▶ Problem requirements
Will you output all of the data below exactly, omitting the images?

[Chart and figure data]
++++++++
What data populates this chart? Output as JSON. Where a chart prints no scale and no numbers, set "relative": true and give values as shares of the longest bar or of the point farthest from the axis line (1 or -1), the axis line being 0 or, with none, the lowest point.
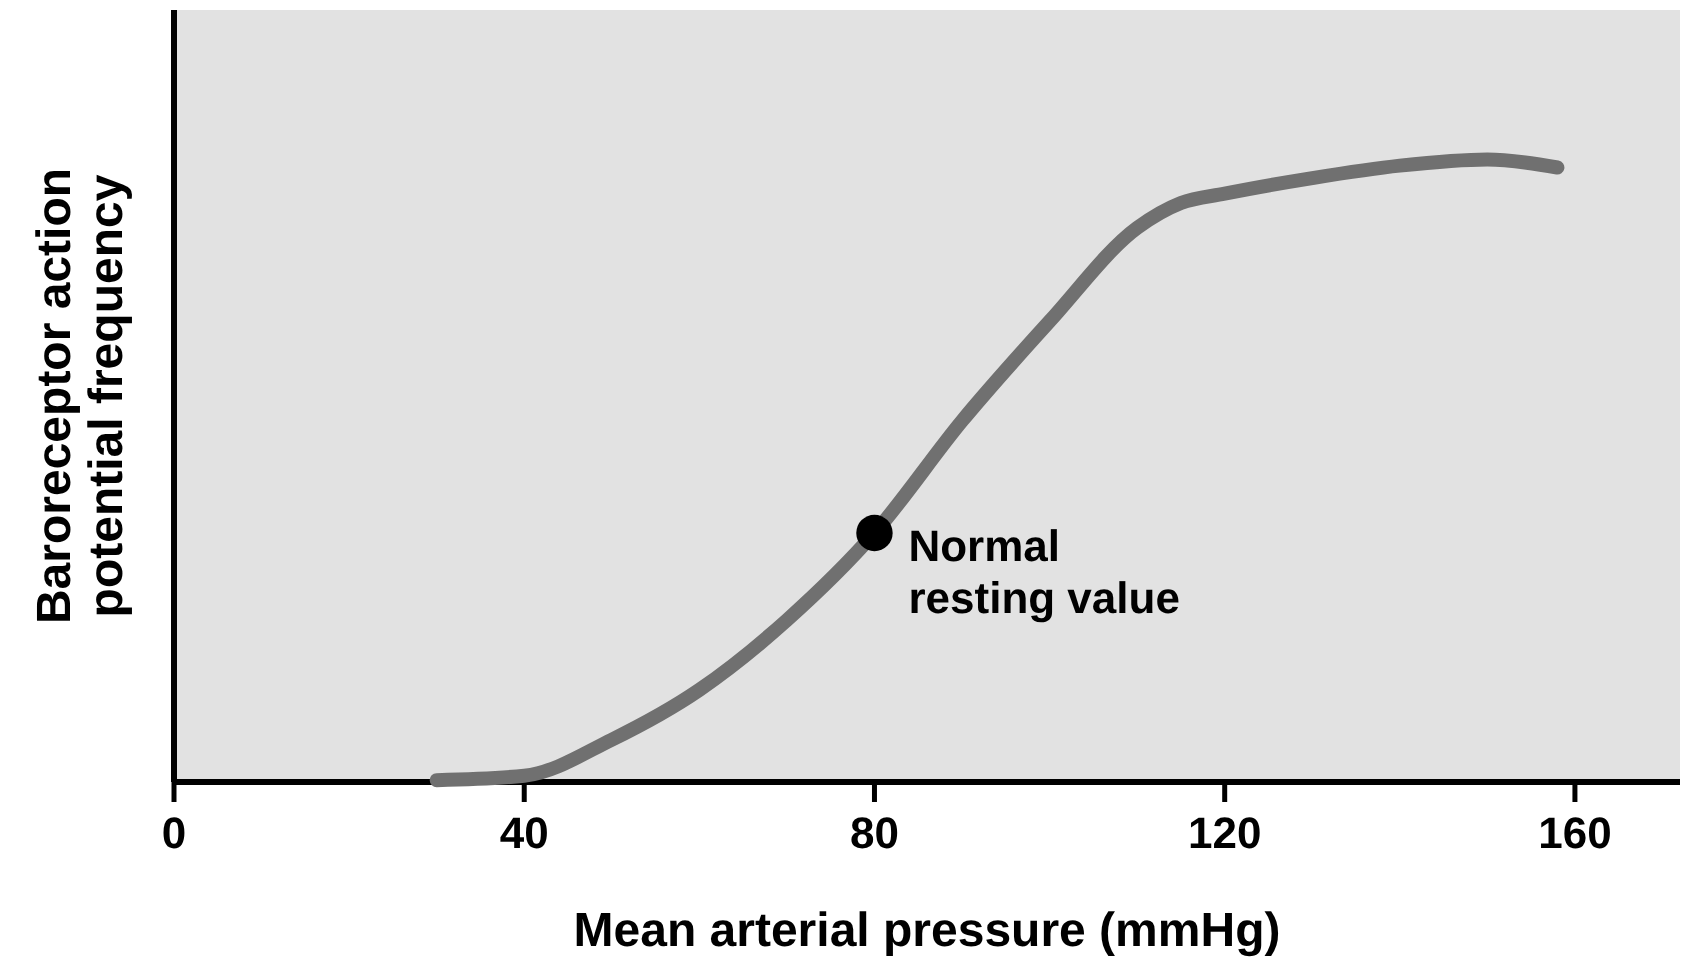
{
  "chart_data": {
    "type": "line",
    "relative": true,
    "xlabel": "Mean arterial pressure (mmHg)",
    "ylabel": "Baroreceptor action potential frequency",
    "xlim": [
      0,
      172
    ],
    "xticks": [
      0,
      40,
      80,
      120,
      160
    ],
    "grid": false,
    "tick_labels": "x",
    "series": [
      {
        "color": "#707070",
        "marker": "none",
        "x": [
          30,
          40,
          50,
          60,
          70,
          80,
          90,
          100,
          110,
          115,
          120,
          130,
          140,
          150,
          158
        ],
        "values": [
          0.003,
          0.01,
          0.068,
          0.148,
          0.26,
          0.4,
          0.58,
          0.74,
          0.89,
          0.93,
          0.945,
          0.97,
          0.99,
          1.0,
          0.987
        ]
      },
      {
        "type": "scatter",
        "color": "#000000",
        "marker": "circle",
        "x": [
          80
        ],
        "values": [
          0.4
        ]
      }
    ],
    "annotations": [
      {
        "text": "Normal resting value",
        "x": 80,
        "y": 0.4
      }
    ]
  }
}
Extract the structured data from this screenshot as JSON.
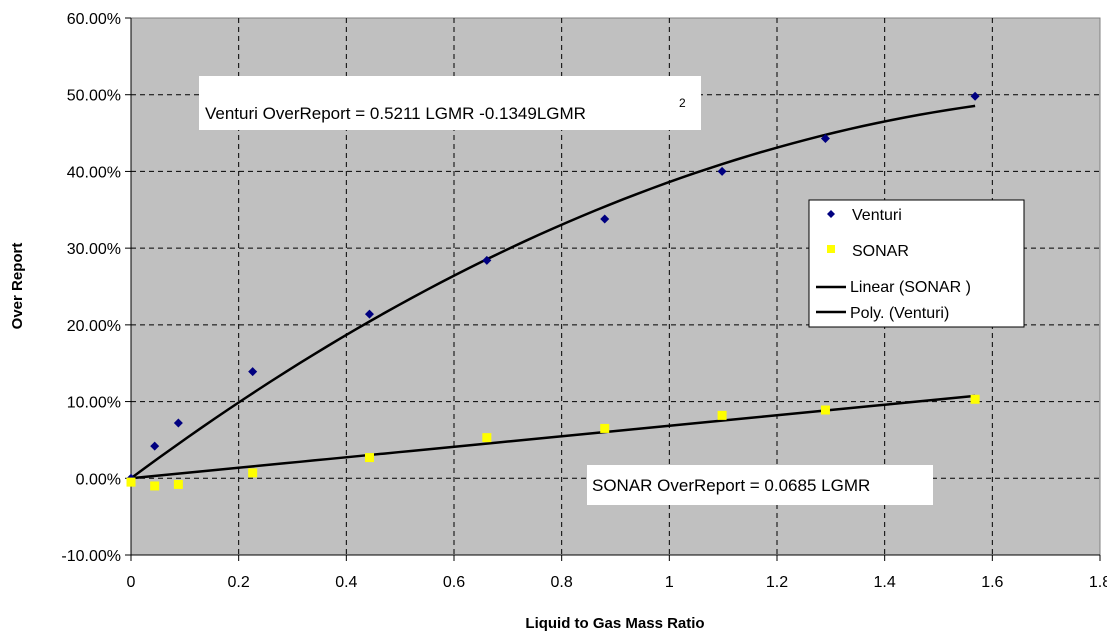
{
  "chart_data": {
    "type": "scatter",
    "title": "",
    "xlabel": "Liquid to Gas Mass Ratio",
    "ylabel": "Over Report",
    "xlim": [
      0,
      1.8
    ],
    "ylim": [
      -0.1,
      0.6
    ],
    "x_ticks": [
      0,
      0.2,
      0.4,
      0.6,
      0.8,
      1,
      1.2,
      1.4,
      1.6,
      1.8
    ],
    "x_tick_labels": [
      "0",
      "0.2",
      "0.4",
      "0.6",
      "0.8",
      "1",
      "1.2",
      "1.4",
      "1.6",
      "1.8"
    ],
    "y_ticks": [
      -0.1,
      0,
      0.1,
      0.2,
      0.3,
      0.4,
      0.5,
      0.6
    ],
    "y_tick_labels": [
      "-10.00%",
      "0.00%",
      "10.00%",
      "20.00%",
      "30.00%",
      "40.00%",
      "50.00%",
      "60.00%"
    ],
    "grid": true,
    "plot_background": "#c0c0c0",
    "series": [
      {
        "name": "Venturi",
        "marker": "diamond",
        "color": "#000080",
        "x": [
          0,
          0.044,
          0.088,
          0.226,
          0.443,
          0.661,
          0.88,
          1.098,
          1.29,
          1.568
        ],
        "y": [
          0,
          0.042,
          0.072,
          0.139,
          0.214,
          0.284,
          0.338,
          0.4,
          0.443,
          0.498
        ]
      },
      {
        "name": "SONAR",
        "marker": "square",
        "color": "#ffff00",
        "x": [
          0,
          0.044,
          0.088,
          0.226,
          0.443,
          0.661,
          0.88,
          1.098,
          1.29,
          1.568
        ],
        "y": [
          -0.005,
          -0.01,
          -0.008,
          0.007,
          0.027,
          0.053,
          0.065,
          0.082,
          0.089,
          0.103
        ]
      }
    ],
    "trendlines": [
      {
        "name": "Linear (SONAR )",
        "type": "linear",
        "coefficients": [
          0,
          0.0685
        ],
        "x_range": [
          0,
          1.568
        ],
        "color": "#000000"
      },
      {
        "name": "Poly. (Venturi)",
        "type": "poly2",
        "coefficients": [
          0,
          0.5211,
          -0.1349
        ],
        "x_range": [
          0,
          1.568
        ],
        "color": "#000000"
      }
    ],
    "annotations": [
      {
        "id": "venturi_eq",
        "main": "Venturi OverReport  =  0.5211 LGMR -0.1349LGMR",
        "superscript": "2"
      },
      {
        "id": "sonar_eq",
        "main": "SONAR OverReport  = 0.0685 LGMR"
      }
    ],
    "legend": {
      "placement": "right",
      "entries": [
        "Venturi",
        "SONAR",
        "Linear (SONAR )",
        "Poly. (Venturi)"
      ]
    }
  }
}
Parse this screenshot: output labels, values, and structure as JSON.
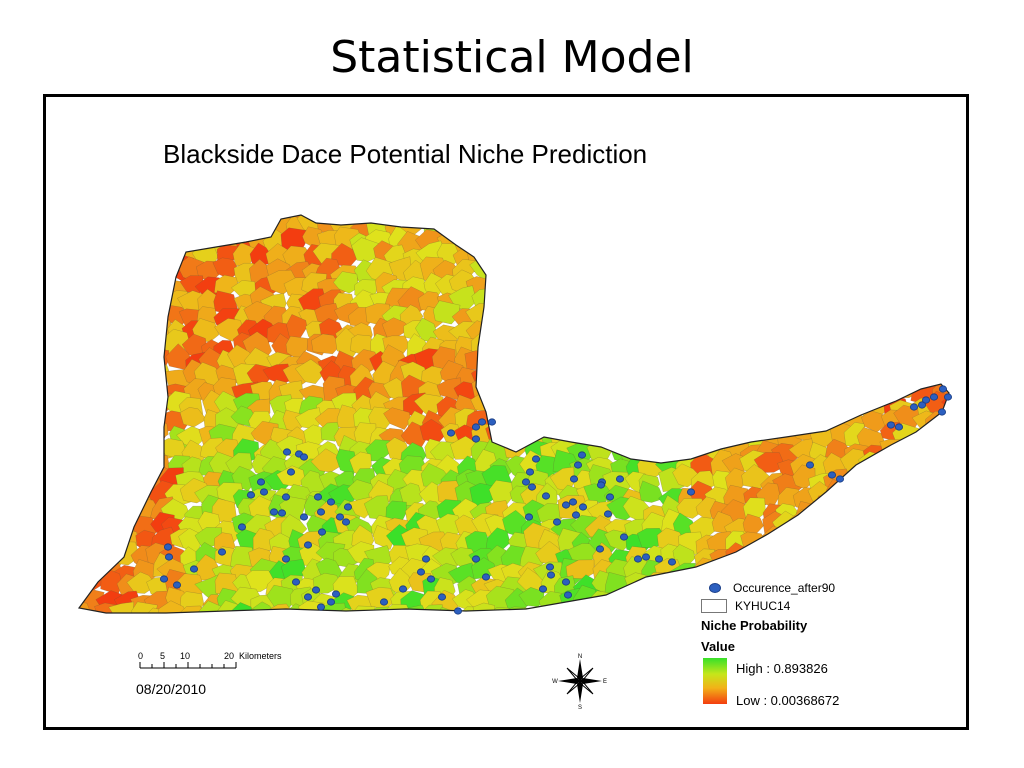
{
  "slide": {
    "title": "Statistical Model"
  },
  "map": {
    "title": "Blackside Dace Potential Niche Prediction",
    "date": "08/20/2010",
    "scale_bar": {
      "ticks": [
        "0",
        "5",
        "10",
        "20"
      ],
      "unit": "Kilometers"
    },
    "compass": {
      "north": "N",
      "south": "S",
      "east": "E",
      "west": "W"
    }
  },
  "legend": {
    "occurrence_label": "Occurence_after90",
    "boundary_label": "KYHUC14",
    "section_title": "Niche Probability",
    "value_title": "Value",
    "high_label": "High : 0.893826",
    "low_label": "Low : 0.00368672"
  },
  "colors": {
    "high": "#36e02a",
    "mid": "#dfe21c",
    "low": "#f33d10",
    "occurrence_point": "#2c5fbf"
  }
}
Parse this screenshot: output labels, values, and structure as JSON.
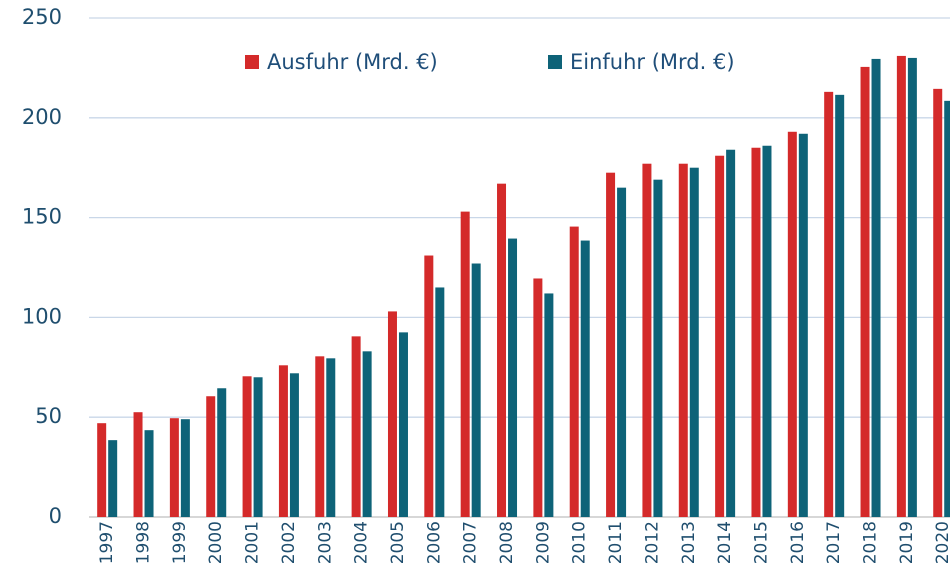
++++++++
▶ Completed exercise
What data populates this chart? Output as JSON. Where a chart prints no scale and no numbers, set "relative": true and give values as shares of the longest bar or of the point farthest from the axis line (1 or -1), the axis line being 0 or, with none, the lowest point.
{
  "chart_data": {
    "type": "line",
    "relative": true,
    "xlabel": "Mean arterial pressure (mmHg)",
    "ylabel": "Baroreceptor action potential frequency",
    "xlim": [
      0,
      172
    ],
    "xticks": [
      0,
      40,
      80,
      120,
      160
    ],
    "grid": false,
    "tick_labels": "x",
    "series": [
      {
        "color": "#707070",
        "marker": "none",
        "x": [
          30,
          40,
          50,
          60,
          70,
          80,
          90,
          100,
          110,
          115,
          120,
          130,
          140,
          150,
          158
        ],
        "values": [
          0.003,
          0.01,
          0.068,
          0.148,
          0.26,
          0.4,
          0.58,
          0.74,
          0.89,
          0.93,
          0.945,
          0.97,
          0.99,
          1.0,
          0.987
        ]
      },
      {
        "type": "scatter",
        "color": "#000000",
        "marker": "circle",
        "x": [
          80
        ],
        "values": [
          0.4
        ]
      }
    ],
    "annotations": [
      {
        "text": "Normal resting value",
        "x": 80,
        "y": 0.4
      }
    ]
  }
}
Extract the structured data from this screenshot as JSON.
{
  "chart_data": {
    "type": "scatter",
    "title": "",
    "xlabel": "Liquid to Gas Mass Ratio",
    "ylabel": "Over Report",
    "xlim": [
      0,
      1.8
    ],
    "ylim": [
      -0.1,
      0.6
    ],
    "x_ticks": [
      0,
      0.2,
      0.4,
      0.6,
      0.8,
      1,
      1.2,
      1.4,
      1.6,
      1.8
    ],
    "x_tick_labels": [
      "0",
      "0.2",
      "0.4",
      "0.6",
      "0.8",
      "1",
      "1.2",
      "1.4",
      "1.6",
      "1.8"
    ],
    "y_ticks": [
      -0.1,
      0,
      0.1,
      0.2,
      0.3,
      0.4,
      0.5,
      0.6
    ],
    "y_tick_labels": [
      "-10.00%",
      "0.00%",
      "10.00%",
      "20.00%",
      "30.00%",
      "40.00%",
      "50.00%",
      "60.00%"
    ],
    "grid": true,
    "plot_background": "#c0c0c0",
    "series": [
      {
        "name": "Venturi",
        "marker": "diamond",
        "color": "#000080",
        "x": [
          0,
          0.044,
          0.088,
          0.226,
          0.443,
          0.661,
          0.88,
          1.098,
          1.29,
          1.568
        ],
        "y": [
          0,
          0.042,
          0.072,
          0.139,
          0.214,
          0.284,
          0.338,
          0.4,
          0.443,
          0.498
        ]
      },
      {
        "name": "SONAR",
        "marker": "square",
        "color": "#ffff00",
        "x": [
          0,
          0.044,
          0.088,
          0.226,
          0.443,
          0.661,
          0.88,
          1.098,
          1.29,
          1.568
        ],
        "y": [
          -0.005,
          -0.01,
          -0.008,
          0.007,
          0.027,
          0.053,
          0.065,
          0.082,
          0.089,
          0.103
        ]
      }
    ],
    "trendlines": [
      {
        "name": "Linear (SONAR )",
        "type": "linear",
        "coefficients": [
          0,
          0.0685
        ],
        "x_range": [
          0,
          1.568
        ],
        "color": "#000000"
      },
      {
        "name": "Poly. (Venturi)",
        "type": "poly2",
        "coefficients": [
          0,
          0.5211,
          -0.1349
        ],
        "x_range": [
          0,
          1.568
        ],
        "color": "#000000"
      }
    ],
    "annotations": [
      {
        "id": "venturi_eq",
        "main": "Venturi OverReport  =  0.5211 LGMR -0.1349LGMR",
        "superscript": "2"
      },
      {
        "id": "sonar_eq",
        "main": "SONAR OverReport  = 0.0685 LGMR"
      }
    ],
    "legend": {
      "placement": "right",
      "entries": [
        "Venturi",
        "SONAR",
        "Linear (SONAR )",
        "Poly. (Venturi)"
      ]
    }
  }
}
Parse this screenshot: output labels, values, and structure as JSON.
{
  "slide": {
    "title": "Statistical Model"
  },
  "map": {
    "title": "Blackside Dace Potential Niche Prediction",
    "date": "08/20/2010",
    "scale_bar": {
      "ticks": [
        "0",
        "5",
        "10",
        "20"
      ],
      "unit": "Kilometers"
    },
    "compass": {
      "north": "N",
      "south": "S",
      "east": "E",
      "west": "W"
    }
  },
  "legend": {
    "occurrence_label": "Occurence_after90",
    "boundary_label": "KYHUC14",
    "section_title": "Niche Probability",
    "value_title": "Value",
    "high_label": "High : 0.893826",
    "low_label": "Low : 0.00368672"
  },
  "colors": {
    "high": "#36e02a",
    "mid": "#dfe21c",
    "low": "#f33d10",
    "occurrence_point": "#2c5fbf"
  }
}
Parse this screenshot: output labels, values, and structure as JSON.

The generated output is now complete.